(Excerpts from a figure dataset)
---

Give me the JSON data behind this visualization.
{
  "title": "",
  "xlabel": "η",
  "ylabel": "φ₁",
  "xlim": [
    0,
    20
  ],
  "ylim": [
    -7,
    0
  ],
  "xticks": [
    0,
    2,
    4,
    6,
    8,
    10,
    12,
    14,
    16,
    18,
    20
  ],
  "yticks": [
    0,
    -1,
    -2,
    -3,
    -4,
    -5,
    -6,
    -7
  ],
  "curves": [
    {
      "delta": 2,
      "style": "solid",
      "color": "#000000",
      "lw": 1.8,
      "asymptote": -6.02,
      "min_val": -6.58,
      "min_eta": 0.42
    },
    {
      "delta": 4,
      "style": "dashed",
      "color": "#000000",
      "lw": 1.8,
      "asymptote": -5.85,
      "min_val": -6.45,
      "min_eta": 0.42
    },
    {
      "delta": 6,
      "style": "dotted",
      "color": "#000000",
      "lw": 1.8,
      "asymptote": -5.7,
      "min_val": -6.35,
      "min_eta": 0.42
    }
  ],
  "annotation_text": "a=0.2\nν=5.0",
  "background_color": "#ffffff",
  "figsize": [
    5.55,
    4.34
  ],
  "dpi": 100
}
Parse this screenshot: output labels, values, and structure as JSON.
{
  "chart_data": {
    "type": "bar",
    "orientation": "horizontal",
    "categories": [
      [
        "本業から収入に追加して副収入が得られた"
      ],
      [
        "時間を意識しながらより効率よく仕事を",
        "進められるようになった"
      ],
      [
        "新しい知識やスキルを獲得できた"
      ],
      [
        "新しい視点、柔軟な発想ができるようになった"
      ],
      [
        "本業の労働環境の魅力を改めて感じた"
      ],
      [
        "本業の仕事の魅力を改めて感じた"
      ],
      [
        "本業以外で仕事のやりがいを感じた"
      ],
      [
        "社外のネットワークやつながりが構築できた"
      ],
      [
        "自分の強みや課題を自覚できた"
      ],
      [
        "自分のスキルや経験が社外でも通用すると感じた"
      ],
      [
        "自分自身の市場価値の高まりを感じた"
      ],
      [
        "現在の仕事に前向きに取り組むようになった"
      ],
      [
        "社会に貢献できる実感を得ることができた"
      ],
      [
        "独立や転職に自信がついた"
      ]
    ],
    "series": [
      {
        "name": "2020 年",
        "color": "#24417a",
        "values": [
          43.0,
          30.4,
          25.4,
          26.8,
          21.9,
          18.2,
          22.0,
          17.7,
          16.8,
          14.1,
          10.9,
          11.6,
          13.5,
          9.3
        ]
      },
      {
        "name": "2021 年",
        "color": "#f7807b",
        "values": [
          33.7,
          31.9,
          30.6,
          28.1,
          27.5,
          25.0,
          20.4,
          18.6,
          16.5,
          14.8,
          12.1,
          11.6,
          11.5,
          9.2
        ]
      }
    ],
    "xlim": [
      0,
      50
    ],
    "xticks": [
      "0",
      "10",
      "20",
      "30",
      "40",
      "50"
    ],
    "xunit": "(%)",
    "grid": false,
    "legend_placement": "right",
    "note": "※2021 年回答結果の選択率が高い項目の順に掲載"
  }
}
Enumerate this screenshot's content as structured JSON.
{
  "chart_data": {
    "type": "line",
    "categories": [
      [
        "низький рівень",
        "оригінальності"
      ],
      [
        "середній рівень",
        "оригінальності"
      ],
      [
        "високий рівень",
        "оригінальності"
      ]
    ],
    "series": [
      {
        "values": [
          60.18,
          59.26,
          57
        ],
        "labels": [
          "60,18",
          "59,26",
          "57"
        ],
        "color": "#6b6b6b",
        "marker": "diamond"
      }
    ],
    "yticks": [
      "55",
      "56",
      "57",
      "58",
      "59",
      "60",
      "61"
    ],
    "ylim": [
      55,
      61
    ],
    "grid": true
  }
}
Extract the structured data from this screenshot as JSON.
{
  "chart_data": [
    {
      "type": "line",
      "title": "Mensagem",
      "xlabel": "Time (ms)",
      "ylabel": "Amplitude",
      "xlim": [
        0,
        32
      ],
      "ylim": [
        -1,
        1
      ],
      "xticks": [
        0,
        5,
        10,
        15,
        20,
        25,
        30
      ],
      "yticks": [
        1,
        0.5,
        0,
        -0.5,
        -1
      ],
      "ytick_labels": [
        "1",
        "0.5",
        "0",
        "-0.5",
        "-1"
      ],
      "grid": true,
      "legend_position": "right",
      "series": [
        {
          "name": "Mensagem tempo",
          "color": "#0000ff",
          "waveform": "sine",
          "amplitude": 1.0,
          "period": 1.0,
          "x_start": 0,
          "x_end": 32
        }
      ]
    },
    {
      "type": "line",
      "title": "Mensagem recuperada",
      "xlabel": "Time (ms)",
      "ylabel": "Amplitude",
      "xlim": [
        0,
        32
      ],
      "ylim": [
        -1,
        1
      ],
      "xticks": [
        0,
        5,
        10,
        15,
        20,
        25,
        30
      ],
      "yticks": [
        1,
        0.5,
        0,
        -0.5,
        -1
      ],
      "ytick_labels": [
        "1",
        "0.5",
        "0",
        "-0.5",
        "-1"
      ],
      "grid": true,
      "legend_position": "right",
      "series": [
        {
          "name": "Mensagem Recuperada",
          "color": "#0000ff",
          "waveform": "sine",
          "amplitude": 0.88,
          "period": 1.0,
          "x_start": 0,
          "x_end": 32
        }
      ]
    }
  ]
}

---

# What you have to do:
Make a verbatim copy of every entry shown above.

# Solved problem:
Give me the JSON data behind this visualization.
{
  "title": "",
  "xlabel": "η",
  "ylabel": "φ₁",
  "xlim": [
    0,
    20
  ],
  "ylim": [
    -7,
    0
  ],
  "xticks": [
    0,
    2,
    4,
    6,
    8,
    10,
    12,
    14,
    16,
    18,
    20
  ],
  "yticks": [
    0,
    -1,
    -2,
    -3,
    -4,
    -5,
    -6,
    -7
  ],
  "curves": [
    {
      "delta": 2,
      "style": "solid",
      "color": "#000000",
      "lw": 1.8,
      "asymptote": -6.02,
      "min_val": -6.58,
      "min_eta": 0.42
    },
    {
      "delta": 4,
      "style": "dashed",
      "color": "#000000",
      "lw": 1.8,
      "asymptote": -5.85,
      "min_val": -6.45,
      "min_eta": 0.42
    },
    {
      "delta": 6,
      "style": "dotted",
      "color": "#000000",
      "lw": 1.8,
      "asymptote": -5.7,
      "min_val": -6.35,
      "min_eta": 0.42
    }
  ],
  "annotation_text": "a=0.2\nν=5.0",
  "background_color": "#ffffff",
  "figsize": [
    5.55,
    4.34
  ],
  "dpi": 100
}
Parse this screenshot: output labels, values, and structure as JSON.
{
  "chart_data": {
    "type": "bar",
    "orientation": "horizontal",
    "categories": [
      [
        "本業から収入に追加して副収入が得られた"
      ],
      [
        "時間を意識しながらより効率よく仕事を",
        "進められるようになった"
      ],
      [
        "新しい知識やスキルを獲得できた"
      ],
      [
        "新しい視点、柔軟な発想ができるようになった"
      ],
      [
        "本業の労働環境の魅力を改めて感じた"
      ],
      [
        "本業の仕事の魅力を改めて感じた"
      ],
      [
        "本業以外で仕事のやりがいを感じた"
      ],
      [
        "社外のネットワークやつながりが構築できた"
      ],
      [
        "自分の強みや課題を自覚できた"
      ],
      [
        "自分のスキルや経験が社外でも通用すると感じた"
      ],
      [
        "自分自身の市場価値の高まりを感じた"
      ],
      [
        "現在の仕事に前向きに取り組むようになった"
      ],
      [
        "社会に貢献できる実感を得ることができた"
      ],
      [
        "独立や転職に自信がついた"
      ]
    ],
    "series": [
      {
        "name": "2020 年",
        "color": "#24417a",
        "values": [
          43.0,
          30.4,
          25.4,
          26.8,
          21.9,
          18.2,
          22.0,
          17.7,
          16.8,
          14.1,
          10.9,
          11.6,
          13.5,
          9.3
        ]
      },
      {
        "name": "2021 年",
        "color": "#f7807b",
        "values": [
          33.7,
          31.9,
          30.6,
          28.1,
          27.5,
          25.0,
          20.4,
          18.6,
          16.5,
          14.8,
          12.1,
          11.6,
          11.5,
          9.2
        ]
      }
    ],
    "xlim": [
      0,
      50
    ],
    "xticks": [
      "0",
      "10",
      "20",
      "30",
      "40",
      "50"
    ],
    "xunit": "(%)",
    "grid": false,
    "legend_placement": "right",
    "note": "※2021 年回答結果の選択率が高い項目の順に掲載"
  }
}
Enumerate this screenshot's content as structured JSON.
{
  "chart_data": {
    "type": "line",
    "categories": [
      [
        "низький рівень",
        "оригінальності"
      ],
      [
        "середній рівень",
        "оригінальності"
      ],
      [
        "високий рівень",
        "оригінальності"
      ]
    ],
    "series": [
      {
        "values": [
          60.18,
          59.26,
          57
        ],
        "labels": [
          "60,18",
          "59,26",
          "57"
        ],
        "color": "#6b6b6b",
        "marker": "diamond"
      }
    ],
    "yticks": [
      "55",
      "56",
      "57",
      "58",
      "59",
      "60",
      "61"
    ],
    "ylim": [
      55,
      61
    ],
    "grid": true
  }
}
Extract the structured data from this screenshot as JSON.
{
  "chart_data": [
    {
      "type": "line",
      "title": "Mensagem",
      "xlabel": "Time (ms)",
      "ylabel": "Amplitude",
      "xlim": [
        0,
        32
      ],
      "ylim": [
        -1,
        1
      ],
      "xticks": [
        0,
        5,
        10,
        15,
        20,
        25,
        30
      ],
      "yticks": [
        1,
        0.5,
        0,
        -0.5,
        -1
      ],
      "ytick_labels": [
        "1",
        "0.5",
        "0",
        "-0.5",
        "-1"
      ],
      "grid": true,
      "legend_position": "right",
      "series": [
        {
          "name": "Mensagem tempo",
          "color": "#0000ff",
          "waveform": "sine",
          "amplitude": 1.0,
          "period": 1.0,
          "x_start": 0,
          "x_end": 32
        }
      ]
    },
    {
      "type": "line",
      "title": "Mensagem recuperada",
      "xlabel": "Time (ms)",
      "ylabel": "Amplitude",
      "xlim": [
        0,
        32
      ],
      "ylim": [
        -1,
        1
      ],
      "xticks": [
        0,
        5,
        10,
        15,
        20,
        25,
        30
      ],
      "yticks": [
        1,
        0.5,
        0,
        -0.5,
        -1
      ],
      "ytick_labels": [
        "1",
        "0.5",
        "0",
        "-0.5",
        "-1"
      ],
      "grid": true,
      "legend_position": "right",
      "series": [
        {
          "name": "Mensagem Recuperada",
          "color": "#0000ff",
          "waveform": "sine",
          "amplitude": 0.88,
          "period": 1.0,
          "x_start": 0,
          "x_end": 32
        }
      ]
    }
  ]
}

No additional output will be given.